[START STORED RECORDS]

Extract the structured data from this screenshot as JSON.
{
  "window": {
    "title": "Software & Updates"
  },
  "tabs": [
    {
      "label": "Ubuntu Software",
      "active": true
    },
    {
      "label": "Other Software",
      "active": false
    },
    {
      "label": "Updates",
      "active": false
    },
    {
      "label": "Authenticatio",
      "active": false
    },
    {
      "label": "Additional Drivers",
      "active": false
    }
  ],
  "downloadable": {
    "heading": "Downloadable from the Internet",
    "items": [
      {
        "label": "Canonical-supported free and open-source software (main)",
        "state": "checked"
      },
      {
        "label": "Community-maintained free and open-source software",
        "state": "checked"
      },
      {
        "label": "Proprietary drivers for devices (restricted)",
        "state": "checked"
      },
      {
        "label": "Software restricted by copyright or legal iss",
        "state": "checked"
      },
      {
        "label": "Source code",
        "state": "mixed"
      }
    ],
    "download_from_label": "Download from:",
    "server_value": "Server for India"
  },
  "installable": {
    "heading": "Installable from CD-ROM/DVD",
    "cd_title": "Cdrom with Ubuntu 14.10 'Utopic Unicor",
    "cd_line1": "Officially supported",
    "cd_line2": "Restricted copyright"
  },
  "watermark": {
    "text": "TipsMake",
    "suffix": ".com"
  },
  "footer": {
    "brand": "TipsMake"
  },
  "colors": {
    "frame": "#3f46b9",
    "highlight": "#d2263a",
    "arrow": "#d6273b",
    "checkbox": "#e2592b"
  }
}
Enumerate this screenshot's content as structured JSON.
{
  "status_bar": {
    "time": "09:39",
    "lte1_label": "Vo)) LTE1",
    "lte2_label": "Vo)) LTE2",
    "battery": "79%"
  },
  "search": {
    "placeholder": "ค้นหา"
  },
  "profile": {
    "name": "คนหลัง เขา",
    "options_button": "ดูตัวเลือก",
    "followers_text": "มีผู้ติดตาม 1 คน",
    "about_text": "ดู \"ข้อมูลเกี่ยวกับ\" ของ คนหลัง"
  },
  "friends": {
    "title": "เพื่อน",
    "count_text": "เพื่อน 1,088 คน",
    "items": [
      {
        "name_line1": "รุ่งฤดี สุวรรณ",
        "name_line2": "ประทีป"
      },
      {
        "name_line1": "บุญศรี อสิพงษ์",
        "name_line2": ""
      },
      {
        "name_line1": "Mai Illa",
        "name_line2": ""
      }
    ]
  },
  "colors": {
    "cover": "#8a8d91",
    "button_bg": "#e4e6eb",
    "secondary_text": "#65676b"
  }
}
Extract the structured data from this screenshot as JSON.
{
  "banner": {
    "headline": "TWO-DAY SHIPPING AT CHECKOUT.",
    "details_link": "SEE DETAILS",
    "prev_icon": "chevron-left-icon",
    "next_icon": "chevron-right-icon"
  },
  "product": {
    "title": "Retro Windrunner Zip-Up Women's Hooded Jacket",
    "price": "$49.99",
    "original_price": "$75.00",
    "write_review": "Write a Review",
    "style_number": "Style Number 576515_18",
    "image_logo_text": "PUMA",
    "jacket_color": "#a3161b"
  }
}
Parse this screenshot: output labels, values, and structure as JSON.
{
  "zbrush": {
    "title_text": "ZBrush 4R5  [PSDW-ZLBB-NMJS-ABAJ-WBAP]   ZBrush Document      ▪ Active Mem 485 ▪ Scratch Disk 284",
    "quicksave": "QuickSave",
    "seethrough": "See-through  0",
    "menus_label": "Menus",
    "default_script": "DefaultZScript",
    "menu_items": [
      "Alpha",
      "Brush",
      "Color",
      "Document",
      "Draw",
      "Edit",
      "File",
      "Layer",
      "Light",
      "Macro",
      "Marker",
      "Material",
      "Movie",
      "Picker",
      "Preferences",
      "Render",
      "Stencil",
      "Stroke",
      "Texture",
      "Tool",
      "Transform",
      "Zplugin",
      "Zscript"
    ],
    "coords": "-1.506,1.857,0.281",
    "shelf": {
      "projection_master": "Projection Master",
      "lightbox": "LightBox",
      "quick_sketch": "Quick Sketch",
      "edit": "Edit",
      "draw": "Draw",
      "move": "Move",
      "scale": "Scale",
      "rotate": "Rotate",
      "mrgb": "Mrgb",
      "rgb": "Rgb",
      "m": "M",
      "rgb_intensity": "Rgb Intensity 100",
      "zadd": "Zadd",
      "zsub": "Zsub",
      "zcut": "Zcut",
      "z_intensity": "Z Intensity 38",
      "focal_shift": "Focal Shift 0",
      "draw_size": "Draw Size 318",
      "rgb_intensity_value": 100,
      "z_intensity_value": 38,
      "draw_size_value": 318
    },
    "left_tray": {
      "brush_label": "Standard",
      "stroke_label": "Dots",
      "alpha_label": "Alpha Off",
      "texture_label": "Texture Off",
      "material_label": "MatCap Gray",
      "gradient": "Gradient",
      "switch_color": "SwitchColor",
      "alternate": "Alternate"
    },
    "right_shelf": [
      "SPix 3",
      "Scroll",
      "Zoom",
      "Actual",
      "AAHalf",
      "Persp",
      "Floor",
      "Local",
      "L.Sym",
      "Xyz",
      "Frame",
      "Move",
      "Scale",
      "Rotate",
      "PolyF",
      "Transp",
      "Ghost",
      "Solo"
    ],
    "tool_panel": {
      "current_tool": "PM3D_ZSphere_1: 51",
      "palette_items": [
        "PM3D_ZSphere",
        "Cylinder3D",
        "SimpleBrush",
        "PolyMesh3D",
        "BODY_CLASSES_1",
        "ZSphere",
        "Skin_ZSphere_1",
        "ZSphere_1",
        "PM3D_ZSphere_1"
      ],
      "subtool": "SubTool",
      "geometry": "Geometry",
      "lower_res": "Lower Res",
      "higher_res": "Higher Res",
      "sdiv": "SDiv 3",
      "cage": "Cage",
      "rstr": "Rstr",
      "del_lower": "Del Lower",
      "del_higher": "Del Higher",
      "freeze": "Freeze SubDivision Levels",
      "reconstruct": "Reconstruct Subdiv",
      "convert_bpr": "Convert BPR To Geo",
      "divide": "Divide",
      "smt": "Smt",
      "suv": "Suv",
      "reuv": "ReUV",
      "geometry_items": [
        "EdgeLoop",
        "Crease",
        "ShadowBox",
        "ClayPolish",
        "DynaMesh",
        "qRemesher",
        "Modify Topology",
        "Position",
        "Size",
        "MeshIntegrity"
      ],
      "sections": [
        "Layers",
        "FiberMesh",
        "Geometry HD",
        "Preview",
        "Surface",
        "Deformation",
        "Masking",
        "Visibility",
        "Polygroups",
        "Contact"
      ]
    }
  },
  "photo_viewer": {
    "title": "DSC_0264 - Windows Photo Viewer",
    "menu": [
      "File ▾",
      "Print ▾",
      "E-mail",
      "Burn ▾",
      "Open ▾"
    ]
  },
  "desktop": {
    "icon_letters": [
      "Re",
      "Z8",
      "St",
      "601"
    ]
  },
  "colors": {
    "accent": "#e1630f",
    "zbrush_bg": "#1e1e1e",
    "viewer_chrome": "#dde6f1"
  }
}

[END STORED RECORDS]

Extract the complete listing above, reproducing each line exactly.

Extract the structured data from this screenshot as JSON.
{
  "window": {
    "title": "Software & Updates"
  },
  "tabs": [
    {
      "label": "Ubuntu Software",
      "active": true
    },
    {
      "label": "Other Software",
      "active": false
    },
    {
      "label": "Updates",
      "active": false
    },
    {
      "label": "Authenticatio",
      "active": false
    },
    {
      "label": "Additional Drivers",
      "active": false
    }
  ],
  "downloadable": {
    "heading": "Downloadable from the Internet",
    "items": [
      {
        "label": "Canonical-supported free and open-source software (main)",
        "state": "checked"
      },
      {
        "label": "Community-maintained free and open-source software",
        "state": "checked"
      },
      {
        "label": "Proprietary drivers for devices (restricted)",
        "state": "checked"
      },
      {
        "label": "Software restricted by copyright or legal iss",
        "state": "checked"
      },
      {
        "label": "Source code",
        "state": "mixed"
      }
    ],
    "download_from_label": "Download from:",
    "server_value": "Server for India"
  },
  "installable": {
    "heading": "Installable from CD-ROM/DVD",
    "cd_title": "Cdrom with Ubuntu 14.10 'Utopic Unicor",
    "cd_line1": "Officially supported",
    "cd_line2": "Restricted copyright"
  },
  "watermark": {
    "text": "TipsMake",
    "suffix": ".com"
  },
  "footer": {
    "brand": "TipsMake"
  },
  "colors": {
    "frame": "#3f46b9",
    "highlight": "#d2263a",
    "arrow": "#d6273b",
    "checkbox": "#e2592b"
  }
}
Enumerate this screenshot's content as structured JSON.
{
  "status_bar": {
    "time": "09:39",
    "lte1_label": "Vo)) LTE1",
    "lte2_label": "Vo)) LTE2",
    "battery": "79%"
  },
  "search": {
    "placeholder": "ค้นหา"
  },
  "profile": {
    "name": "คนหลัง เขา",
    "options_button": "ดูตัวเลือก",
    "followers_text": "มีผู้ติดตาม 1 คน",
    "about_text": "ดู \"ข้อมูลเกี่ยวกับ\" ของ คนหลัง"
  },
  "friends": {
    "title": "เพื่อน",
    "count_text": "เพื่อน 1,088 คน",
    "items": [
      {
        "name_line1": "รุ่งฤดี สุวรรณ",
        "name_line2": "ประทีป"
      },
      {
        "name_line1": "บุญศรี อสิพงษ์",
        "name_line2": ""
      },
      {
        "name_line1": "Mai Illa",
        "name_line2": ""
      }
    ]
  },
  "colors": {
    "cover": "#8a8d91",
    "button_bg": "#e4e6eb",
    "secondary_text": "#65676b"
  }
}
Extract the structured data from this screenshot as JSON.
{
  "banner": {
    "headline": "TWO-DAY SHIPPING AT CHECKOUT.",
    "details_link": "SEE DETAILS",
    "prev_icon": "chevron-left-icon",
    "next_icon": "chevron-right-icon"
  },
  "product": {
    "title": "Retro Windrunner Zip-Up Women's Hooded Jacket",
    "price": "$49.99",
    "original_price": "$75.00",
    "write_review": "Write a Review",
    "style_number": "Style Number 576515_18",
    "image_logo_text": "PUMA",
    "jacket_color": "#a3161b"
  }
}
Parse this screenshot: output labels, values, and structure as JSON.
{
  "zbrush": {
    "title_text": "ZBrush 4R5  [PSDW-ZLBB-NMJS-ABAJ-WBAP]   ZBrush Document      ▪ Active Mem 485 ▪ Scratch Disk 284",
    "quicksave": "QuickSave",
    "seethrough": "See-through  0",
    "menus_label": "Menus",
    "default_script": "DefaultZScript",
    "menu_items": [
      "Alpha",
      "Brush",
      "Color",
      "Document",
      "Draw",
      "Edit",
      "File",
      "Layer",
      "Light",
      "Macro",
      "Marker",
      "Material",
      "Movie",
      "Picker",
      "Preferences",
      "Render",
      "Stencil",
      "Stroke",
      "Texture",
      "Tool",
      "Transform",
      "Zplugin",
      "Zscript"
    ],
    "coords": "-1.506,1.857,0.281",
    "shelf": {
      "projection_master": "Projection Master",
      "lightbox": "LightBox",
      "quick_sketch": "Quick Sketch",
      "edit": "Edit",
      "draw": "Draw",
      "move": "Move",
      "scale": "Scale",
      "rotate": "Rotate",
      "mrgb": "Mrgb",
      "rgb": "Rgb",
      "m": "M",
      "rgb_intensity": "Rgb Intensity 100",
      "zadd": "Zadd",
      "zsub": "Zsub",
      "zcut": "Zcut",
      "z_intensity": "Z Intensity 38",
      "focal_shift": "Focal Shift 0",
      "draw_size": "Draw Size 318",
      "rgb_intensity_value": 100,
      "z_intensity_value": 38,
      "draw_size_value": 318
    },
    "left_tray": {
      "brush_label": "Standard",
      "stroke_label": "Dots",
      "alpha_label": "Alpha Off",
      "texture_label": "Texture Off",
      "material_label": "MatCap Gray",
      "gradient": "Gradient",
      "switch_color": "SwitchColor",
      "alternate": "Alternate"
    },
    "right_shelf": [
      "SPix 3",
      "Scroll",
      "Zoom",
      "Actual",
      "AAHalf",
      "Persp",
      "Floor",
      "Local",
      "L.Sym",
      "Xyz",
      "Frame",
      "Move",
      "Scale",
      "Rotate",
      "PolyF",
      "Transp",
      "Ghost",
      "Solo"
    ],
    "tool_panel": {
      "current_tool": "PM3D_ZSphere_1: 51",
      "palette_items": [
        "PM3D_ZSphere",
        "Cylinder3D",
        "SimpleBrush",
        "PolyMesh3D",
        "BODY_CLASSES_1",
        "ZSphere",
        "Skin_ZSphere_1",
        "ZSphere_1",
        "PM3D_ZSphere_1"
      ],
      "subtool": "SubTool",
      "geometry": "Geometry",
      "lower_res": "Lower Res",
      "higher_res": "Higher Res",
      "sdiv": "SDiv 3",
      "cage": "Cage",
      "rstr": "Rstr",
      "del_lower": "Del Lower",
      "del_higher": "Del Higher",
      "freeze": "Freeze SubDivision Levels",
      "reconstruct": "Reconstruct Subdiv",
      "convert_bpr": "Convert BPR To Geo",
      "divide": "Divide",
      "smt": "Smt",
      "suv": "Suv",
      "reuv": "ReUV",
      "geometry_items": [
        "EdgeLoop",
        "Crease",
        "ShadowBox",
        "ClayPolish",
        "DynaMesh",
        "qRemesher",
        "Modify Topology",
        "Position",
        "Size",
        "MeshIntegrity"
      ],
      "sections": [
        "Layers",
        "FiberMesh",
        "Geometry HD",
        "Preview",
        "Surface",
        "Deformation",
        "Masking",
        "Visibility",
        "Polygroups",
        "Contact"
      ]
    }
  },
  "photo_viewer": {
    "title": "DSC_0264 - Windows Photo Viewer",
    "menu": [
      "File ▾",
      "Print ▾",
      "E-mail",
      "Burn ▾",
      "Open ▾"
    ]
  },
  "desktop": {
    "icon_letters": [
      "Re",
      "Z8",
      "St",
      "601"
    ]
  },
  "colors": {
    "accent": "#e1630f",
    "zbrush_bg": "#1e1e1e",
    "viewer_chrome": "#dde6f1"
  }
}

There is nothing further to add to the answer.